:: RECORD EXTRACTS ::

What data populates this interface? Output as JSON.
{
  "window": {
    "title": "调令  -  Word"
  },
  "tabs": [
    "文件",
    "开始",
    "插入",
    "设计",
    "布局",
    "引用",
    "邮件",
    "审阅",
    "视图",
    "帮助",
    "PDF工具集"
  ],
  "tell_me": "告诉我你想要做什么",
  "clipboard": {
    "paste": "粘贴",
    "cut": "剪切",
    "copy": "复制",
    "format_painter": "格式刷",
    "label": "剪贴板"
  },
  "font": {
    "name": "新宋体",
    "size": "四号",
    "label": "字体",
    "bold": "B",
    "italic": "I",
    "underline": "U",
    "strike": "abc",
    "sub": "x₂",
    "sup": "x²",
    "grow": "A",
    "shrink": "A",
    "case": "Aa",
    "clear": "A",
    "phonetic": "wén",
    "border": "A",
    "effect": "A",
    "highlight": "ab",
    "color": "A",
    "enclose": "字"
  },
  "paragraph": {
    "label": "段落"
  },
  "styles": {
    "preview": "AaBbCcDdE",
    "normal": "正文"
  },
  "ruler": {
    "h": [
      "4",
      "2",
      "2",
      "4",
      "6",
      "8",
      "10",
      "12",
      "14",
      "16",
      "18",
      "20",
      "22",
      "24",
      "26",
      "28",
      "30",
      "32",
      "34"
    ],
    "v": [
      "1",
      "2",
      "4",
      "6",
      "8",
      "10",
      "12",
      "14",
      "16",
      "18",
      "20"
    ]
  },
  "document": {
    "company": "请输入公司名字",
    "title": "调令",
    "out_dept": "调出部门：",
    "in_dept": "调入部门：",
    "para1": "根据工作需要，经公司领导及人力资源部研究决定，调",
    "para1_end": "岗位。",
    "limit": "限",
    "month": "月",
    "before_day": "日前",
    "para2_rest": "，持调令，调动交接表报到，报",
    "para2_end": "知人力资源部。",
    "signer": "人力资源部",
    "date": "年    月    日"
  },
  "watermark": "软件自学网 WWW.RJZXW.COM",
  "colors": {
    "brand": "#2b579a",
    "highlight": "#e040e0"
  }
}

:::

• _EXERCISE TASK_
Write out every line from the records above, word for word.

• _REPLY_
What data populates this interface? Output as JSON.
{
  "window": {
    "title": "调令  -  Word"
  },
  "tabs": [
    "文件",
    "开始",
    "插入",
    "设计",
    "布局",
    "引用",
    "邮件",
    "审阅",
    "视图",
    "帮助",
    "PDF工具集"
  ],
  "tell_me": "告诉我你想要做什么",
  "clipboard": {
    "paste": "粘贴",
    "cut": "剪切",
    "copy": "复制",
    "format_painter": "格式刷",
    "label": "剪贴板"
  },
  "font": {
    "name": "新宋体",
    "size": "四号",
    "label": "字体",
    "bold": "B",
    "italic": "I",
    "underline": "U",
    "strike": "abc",
    "sub": "x₂",
    "sup": "x²",
    "grow": "A",
    "shrink": "A",
    "case": "Aa",
    "clear": "A",
    "phonetic": "wén",
    "border": "A",
    "effect": "A",
    "highlight": "ab",
    "color": "A",
    "enclose": "字"
  },
  "paragraph": {
    "label": "段落"
  },
  "styles": {
    "preview": "AaBbCcDdE",
    "normal": "正文"
  },
  "ruler": {
    "h": [
      "4",
      "2",
      "2",
      "4",
      "6",
      "8",
      "10",
      "12",
      "14",
      "16",
      "18",
      "20",
      "22",
      "24",
      "26",
      "28",
      "30",
      "32",
      "34"
    ],
    "v": [
      "1",
      "2",
      "4",
      "6",
      "8",
      "10",
      "12",
      "14",
      "16",
      "18",
      "20"
    ]
  },
  "document": {
    "company": "请输入公司名字",
    "title": "调令",
    "out_dept": "调出部门：",
    "in_dept": "调入部门：",
    "para1": "根据工作需要，经公司领导及人力资源部研究决定，调",
    "para1_end": "岗位。",
    "limit": "限",
    "month": "月",
    "before_day": "日前",
    "para2_rest": "，持调令，调动交接表报到，报",
    "para2_end": "知人力资源部。",
    "signer": "人力资源部",
    "date": "年    月    日"
  },
  "watermark": "软件自学网 WWW.RJZXW.COM",
  "colors": {
    "brand": "#2b579a",
    "highlight": "#e040e0"
  }
}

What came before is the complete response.